**Written task 1:** In the KRNL workshop call for papers, what is the submission deadline?
**Written task 2:** Write the next part of the KRNL workshop call for papers, starting after its final sentence.

KRNL-18: Knowledge Representation in Natural Language Knowledge Representation 2018 Tempe, Arizona, AZ, United States, October 30-November 2, 2018 |
Conference website | https://sites.google.com/view/krnl-2018/home |
Submission link | https://easychair.org/conferences/?conf=krnl18 |
Submission deadline | July 21, 2018 |
Knowledge Representation in Natural Languages KRNL
Call for Papers
Motivation and Topics of Interest 1st Workshop on Knowledge Representation for Natural Languages (KRNL) will be organised as a satellite workshop at the 16-th International Conference on Principles of Knowledge Representation and Reasoning, Tempe, Arizona, 30 October–2 November 2018.
Natural languages spoken by humans are arguably the most natural medium for humans to express their knowledge about the world. Unfortunately, representing knowledge in the form of natural languages is a challenging task due to the ambiguities that exist in natural languages. Processing knowledge expressed in the form of natural languages, or performing logical inferences directly at the level of human spoken languages is further complicated by the lack of formal structure in human languages. To avoid these difficulties involved in KR directly at the level of natural languages, the KR community has resort to formal logical representations such as first-order logic or description logics. Once knowledge is extracted from human languages and represented in such abstract formats, a plethora of mathematical tools are at our disposal to perform inferences at scale.
NLP is the branch of AI that considers the problem of extracting and processing knowledge expressed in the form of human languages. Starting from the early work on corpus analysis using word-counting approaches, the NLP community has significantly advanced over the last few years on KR such as learning semantic representations for words and compositional approaches that can build semantic representations for larger lexical units such as phrases, sentences or documents. Moreover, tasks that require some form of logical inference at the level of languages such as recognising textual entailment (RTE), natural language inference in knowledge bases, argument mining, and semantic parsing have established as central research topics in the NLP community.

Stored entries:

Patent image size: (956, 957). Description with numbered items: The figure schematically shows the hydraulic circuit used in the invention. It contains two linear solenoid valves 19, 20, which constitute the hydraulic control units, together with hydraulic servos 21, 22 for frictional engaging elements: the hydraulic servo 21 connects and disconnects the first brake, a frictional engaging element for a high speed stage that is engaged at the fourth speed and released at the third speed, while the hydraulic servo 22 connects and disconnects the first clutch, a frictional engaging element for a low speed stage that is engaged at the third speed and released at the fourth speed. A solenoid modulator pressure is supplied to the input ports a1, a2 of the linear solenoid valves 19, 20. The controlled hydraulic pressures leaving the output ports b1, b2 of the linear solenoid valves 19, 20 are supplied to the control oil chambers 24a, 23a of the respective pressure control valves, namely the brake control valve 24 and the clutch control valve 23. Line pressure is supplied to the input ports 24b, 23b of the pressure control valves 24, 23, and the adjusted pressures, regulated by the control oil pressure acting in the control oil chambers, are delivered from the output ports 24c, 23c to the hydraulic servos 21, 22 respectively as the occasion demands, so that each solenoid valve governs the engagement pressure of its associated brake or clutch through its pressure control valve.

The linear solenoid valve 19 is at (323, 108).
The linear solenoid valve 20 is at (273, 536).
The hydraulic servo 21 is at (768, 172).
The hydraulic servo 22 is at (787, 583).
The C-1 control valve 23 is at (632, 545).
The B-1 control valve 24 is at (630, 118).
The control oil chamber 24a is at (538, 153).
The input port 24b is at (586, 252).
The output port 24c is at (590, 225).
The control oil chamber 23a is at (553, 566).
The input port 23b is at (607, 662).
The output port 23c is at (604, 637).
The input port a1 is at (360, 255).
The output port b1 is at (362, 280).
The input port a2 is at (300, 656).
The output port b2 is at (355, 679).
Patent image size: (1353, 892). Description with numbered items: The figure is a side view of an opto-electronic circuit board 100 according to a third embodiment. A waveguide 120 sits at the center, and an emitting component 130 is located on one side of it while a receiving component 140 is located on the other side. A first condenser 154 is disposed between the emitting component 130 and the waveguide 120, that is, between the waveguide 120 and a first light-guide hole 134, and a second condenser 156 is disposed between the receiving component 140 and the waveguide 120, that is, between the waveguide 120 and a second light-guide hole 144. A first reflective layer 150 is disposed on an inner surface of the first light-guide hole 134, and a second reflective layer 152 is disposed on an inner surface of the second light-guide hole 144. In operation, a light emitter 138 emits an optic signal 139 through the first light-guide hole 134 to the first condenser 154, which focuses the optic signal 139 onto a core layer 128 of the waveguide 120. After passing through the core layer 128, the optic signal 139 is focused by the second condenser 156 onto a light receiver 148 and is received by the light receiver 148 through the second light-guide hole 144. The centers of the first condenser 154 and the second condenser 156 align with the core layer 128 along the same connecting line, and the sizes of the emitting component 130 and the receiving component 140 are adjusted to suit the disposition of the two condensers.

**Exercise output 1:** July 21, 2018

**Exercise output 2:**
KR and NLP communities have so far worked independently and the inter-community communications have been intermittent and sparse. However, given the above-mentioned recent developments, we believe the two communities are at cross-roads, approaching an important junction. The two communities have much to learn from each other and share their experiences in related yet complementary topics. To provide one example, the KR community can benefit from the unsupervised knowledge extraction and representation methods developed in the NLP community to overcome the knowledge extraction bottleneck, whereas the NLP community can benefit from the efficient in- ference algorithms studied over the years in the KR community. The time is ripe to bring these two communities together, and this workshop aims to advance research in this new frontier by inviting papers from areas related, but not limited to, KR and NLP such as:
1. Formal methods for knowledge representation.
2. Knowledge extraction from unstructured texts.
3. Natural language inference.
4. Inference in knowledge bases and ontologies.
5. Textual entailment.
6. Representation learning for words or semantic relations.
Submissions We invite full papers of up to 9 pages in AAAI format including abstract, figures, and appendices (if any) but excluding references and acknowledgements, which may take up to one additional page; submission of additional material (e.g. proofs) as separate supplementary documents is allowed, but this material should not form an integral part of the submission and will only be consulted at the discretion of the reviewers.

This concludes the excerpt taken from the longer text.